## begin

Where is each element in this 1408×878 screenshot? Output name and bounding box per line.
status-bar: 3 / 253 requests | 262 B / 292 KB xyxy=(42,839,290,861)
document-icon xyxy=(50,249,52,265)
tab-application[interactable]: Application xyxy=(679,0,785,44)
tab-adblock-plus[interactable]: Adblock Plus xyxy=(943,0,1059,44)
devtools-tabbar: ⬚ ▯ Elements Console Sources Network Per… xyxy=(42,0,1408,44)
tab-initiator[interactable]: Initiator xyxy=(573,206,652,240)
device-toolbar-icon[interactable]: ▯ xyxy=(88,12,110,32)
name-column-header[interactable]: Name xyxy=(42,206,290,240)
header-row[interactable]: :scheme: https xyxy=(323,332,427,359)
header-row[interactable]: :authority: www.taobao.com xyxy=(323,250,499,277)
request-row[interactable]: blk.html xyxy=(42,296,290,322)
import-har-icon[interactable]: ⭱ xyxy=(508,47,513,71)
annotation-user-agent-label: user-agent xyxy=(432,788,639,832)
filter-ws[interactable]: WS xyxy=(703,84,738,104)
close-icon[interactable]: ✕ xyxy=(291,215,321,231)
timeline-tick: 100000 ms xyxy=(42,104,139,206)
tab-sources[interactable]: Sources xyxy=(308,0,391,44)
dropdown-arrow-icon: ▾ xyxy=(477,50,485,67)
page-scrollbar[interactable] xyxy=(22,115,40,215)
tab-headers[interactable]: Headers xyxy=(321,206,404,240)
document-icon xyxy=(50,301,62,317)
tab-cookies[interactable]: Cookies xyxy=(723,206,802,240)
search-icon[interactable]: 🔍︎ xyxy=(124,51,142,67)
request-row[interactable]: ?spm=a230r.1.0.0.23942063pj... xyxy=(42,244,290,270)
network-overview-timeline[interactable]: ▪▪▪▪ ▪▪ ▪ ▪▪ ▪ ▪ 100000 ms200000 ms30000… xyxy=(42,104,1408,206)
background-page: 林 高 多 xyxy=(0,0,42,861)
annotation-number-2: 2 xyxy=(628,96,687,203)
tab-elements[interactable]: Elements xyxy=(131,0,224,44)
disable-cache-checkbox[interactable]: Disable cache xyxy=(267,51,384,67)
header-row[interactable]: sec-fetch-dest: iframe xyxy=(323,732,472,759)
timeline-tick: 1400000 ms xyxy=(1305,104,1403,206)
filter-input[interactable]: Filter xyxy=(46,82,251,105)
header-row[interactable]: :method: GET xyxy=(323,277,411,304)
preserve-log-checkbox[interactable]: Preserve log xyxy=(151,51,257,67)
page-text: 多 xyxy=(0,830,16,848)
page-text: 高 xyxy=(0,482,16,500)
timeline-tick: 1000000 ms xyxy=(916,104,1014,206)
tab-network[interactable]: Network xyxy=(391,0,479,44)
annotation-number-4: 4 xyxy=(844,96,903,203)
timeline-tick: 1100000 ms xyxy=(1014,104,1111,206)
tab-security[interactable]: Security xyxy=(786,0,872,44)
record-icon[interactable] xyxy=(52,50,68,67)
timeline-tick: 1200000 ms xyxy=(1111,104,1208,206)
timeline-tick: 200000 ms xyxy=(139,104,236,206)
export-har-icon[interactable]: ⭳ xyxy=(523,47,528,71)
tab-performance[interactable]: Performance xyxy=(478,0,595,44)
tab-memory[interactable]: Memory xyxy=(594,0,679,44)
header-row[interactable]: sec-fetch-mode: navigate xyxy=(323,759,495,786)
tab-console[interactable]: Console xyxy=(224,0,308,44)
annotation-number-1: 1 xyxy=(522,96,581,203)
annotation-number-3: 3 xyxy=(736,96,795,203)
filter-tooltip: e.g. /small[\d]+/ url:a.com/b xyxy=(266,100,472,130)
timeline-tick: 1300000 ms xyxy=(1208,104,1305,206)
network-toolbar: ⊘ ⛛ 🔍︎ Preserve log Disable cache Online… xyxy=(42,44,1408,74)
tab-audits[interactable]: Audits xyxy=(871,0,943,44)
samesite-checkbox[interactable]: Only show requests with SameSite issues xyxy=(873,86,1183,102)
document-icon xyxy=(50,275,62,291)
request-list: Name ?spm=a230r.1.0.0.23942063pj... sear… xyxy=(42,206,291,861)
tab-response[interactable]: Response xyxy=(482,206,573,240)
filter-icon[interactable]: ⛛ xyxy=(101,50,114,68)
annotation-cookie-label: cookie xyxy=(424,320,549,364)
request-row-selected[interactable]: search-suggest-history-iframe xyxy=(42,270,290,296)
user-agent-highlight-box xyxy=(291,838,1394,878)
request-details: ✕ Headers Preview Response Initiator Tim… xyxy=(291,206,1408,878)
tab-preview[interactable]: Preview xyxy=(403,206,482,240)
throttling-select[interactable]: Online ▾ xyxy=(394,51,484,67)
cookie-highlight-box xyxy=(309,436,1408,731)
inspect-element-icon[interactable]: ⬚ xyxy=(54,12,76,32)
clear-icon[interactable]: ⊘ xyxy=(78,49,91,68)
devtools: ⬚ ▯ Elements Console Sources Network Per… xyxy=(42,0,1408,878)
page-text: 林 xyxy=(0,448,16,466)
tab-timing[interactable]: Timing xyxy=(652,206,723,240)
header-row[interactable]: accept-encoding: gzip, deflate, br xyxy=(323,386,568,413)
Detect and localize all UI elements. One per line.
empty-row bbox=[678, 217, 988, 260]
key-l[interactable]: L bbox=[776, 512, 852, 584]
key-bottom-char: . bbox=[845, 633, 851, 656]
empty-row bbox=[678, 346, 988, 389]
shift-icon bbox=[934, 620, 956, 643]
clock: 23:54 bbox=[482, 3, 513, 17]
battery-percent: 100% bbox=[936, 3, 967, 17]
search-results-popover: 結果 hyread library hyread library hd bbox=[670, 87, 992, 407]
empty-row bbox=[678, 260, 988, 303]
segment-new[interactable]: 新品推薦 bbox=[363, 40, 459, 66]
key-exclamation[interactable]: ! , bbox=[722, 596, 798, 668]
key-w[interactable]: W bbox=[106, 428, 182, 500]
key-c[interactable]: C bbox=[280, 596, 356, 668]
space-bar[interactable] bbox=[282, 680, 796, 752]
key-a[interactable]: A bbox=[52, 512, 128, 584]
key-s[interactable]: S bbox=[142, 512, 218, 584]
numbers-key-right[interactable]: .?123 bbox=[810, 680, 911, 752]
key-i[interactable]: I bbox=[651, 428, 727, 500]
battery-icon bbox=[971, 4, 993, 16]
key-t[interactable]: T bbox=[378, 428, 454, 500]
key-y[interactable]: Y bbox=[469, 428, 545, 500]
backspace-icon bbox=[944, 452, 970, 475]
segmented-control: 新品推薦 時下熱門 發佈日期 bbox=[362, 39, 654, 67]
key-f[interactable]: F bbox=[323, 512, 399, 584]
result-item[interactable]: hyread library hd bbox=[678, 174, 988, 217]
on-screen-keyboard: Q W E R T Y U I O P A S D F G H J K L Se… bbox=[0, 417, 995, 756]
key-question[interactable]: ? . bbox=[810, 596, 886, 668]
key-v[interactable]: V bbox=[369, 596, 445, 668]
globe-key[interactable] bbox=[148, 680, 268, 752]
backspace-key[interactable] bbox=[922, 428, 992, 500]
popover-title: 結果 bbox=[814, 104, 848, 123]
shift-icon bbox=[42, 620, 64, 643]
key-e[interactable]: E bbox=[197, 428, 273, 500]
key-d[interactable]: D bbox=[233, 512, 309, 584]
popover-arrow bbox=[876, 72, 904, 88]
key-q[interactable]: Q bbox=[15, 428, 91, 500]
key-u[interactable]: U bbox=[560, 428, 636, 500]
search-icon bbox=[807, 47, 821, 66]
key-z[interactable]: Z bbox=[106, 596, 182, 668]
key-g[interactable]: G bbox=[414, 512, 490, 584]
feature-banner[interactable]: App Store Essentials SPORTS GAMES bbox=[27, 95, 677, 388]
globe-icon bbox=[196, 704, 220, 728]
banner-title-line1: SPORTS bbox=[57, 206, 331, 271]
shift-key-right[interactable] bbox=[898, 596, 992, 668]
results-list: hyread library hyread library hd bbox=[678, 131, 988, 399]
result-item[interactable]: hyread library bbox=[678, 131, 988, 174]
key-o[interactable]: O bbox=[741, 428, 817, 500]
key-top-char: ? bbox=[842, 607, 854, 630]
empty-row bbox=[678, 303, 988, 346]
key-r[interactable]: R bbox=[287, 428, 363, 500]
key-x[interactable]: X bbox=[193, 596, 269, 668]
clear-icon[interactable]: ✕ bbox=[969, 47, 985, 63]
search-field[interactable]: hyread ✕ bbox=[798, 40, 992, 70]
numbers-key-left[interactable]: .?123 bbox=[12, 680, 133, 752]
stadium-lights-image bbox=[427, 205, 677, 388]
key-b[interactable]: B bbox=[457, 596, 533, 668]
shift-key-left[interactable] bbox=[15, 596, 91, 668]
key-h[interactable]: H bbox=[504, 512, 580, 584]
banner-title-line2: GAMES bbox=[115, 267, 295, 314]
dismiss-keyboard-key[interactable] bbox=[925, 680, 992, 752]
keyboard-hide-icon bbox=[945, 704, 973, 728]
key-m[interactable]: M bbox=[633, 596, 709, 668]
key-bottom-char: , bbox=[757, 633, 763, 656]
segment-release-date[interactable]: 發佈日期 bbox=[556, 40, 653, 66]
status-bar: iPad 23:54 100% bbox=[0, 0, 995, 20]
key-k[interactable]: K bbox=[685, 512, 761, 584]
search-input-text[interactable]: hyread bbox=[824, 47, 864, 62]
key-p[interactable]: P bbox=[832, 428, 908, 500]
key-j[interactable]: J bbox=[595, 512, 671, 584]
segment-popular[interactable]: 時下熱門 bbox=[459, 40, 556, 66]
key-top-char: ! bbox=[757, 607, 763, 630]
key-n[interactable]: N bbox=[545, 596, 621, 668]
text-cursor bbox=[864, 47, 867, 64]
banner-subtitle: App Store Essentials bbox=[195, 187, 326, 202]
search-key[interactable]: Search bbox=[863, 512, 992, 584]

## end

JOB
Reproduce the items verbatim, from the first line through the line containing "tab-adblock-plus[interactable]: Adblock Plus", both included.

TASK RESPONSE
Where is each element in this 1408×878 screenshot? Output name and bounding box per line.
status-bar: 3 / 253 requests | 262 B / 292 KB xyxy=(42,839,290,861)
document-icon xyxy=(50,249,52,265)
tab-application[interactable]: Application xyxy=(679,0,785,44)
tab-adblock-plus[interactable]: Adblock Plus xyxy=(943,0,1059,44)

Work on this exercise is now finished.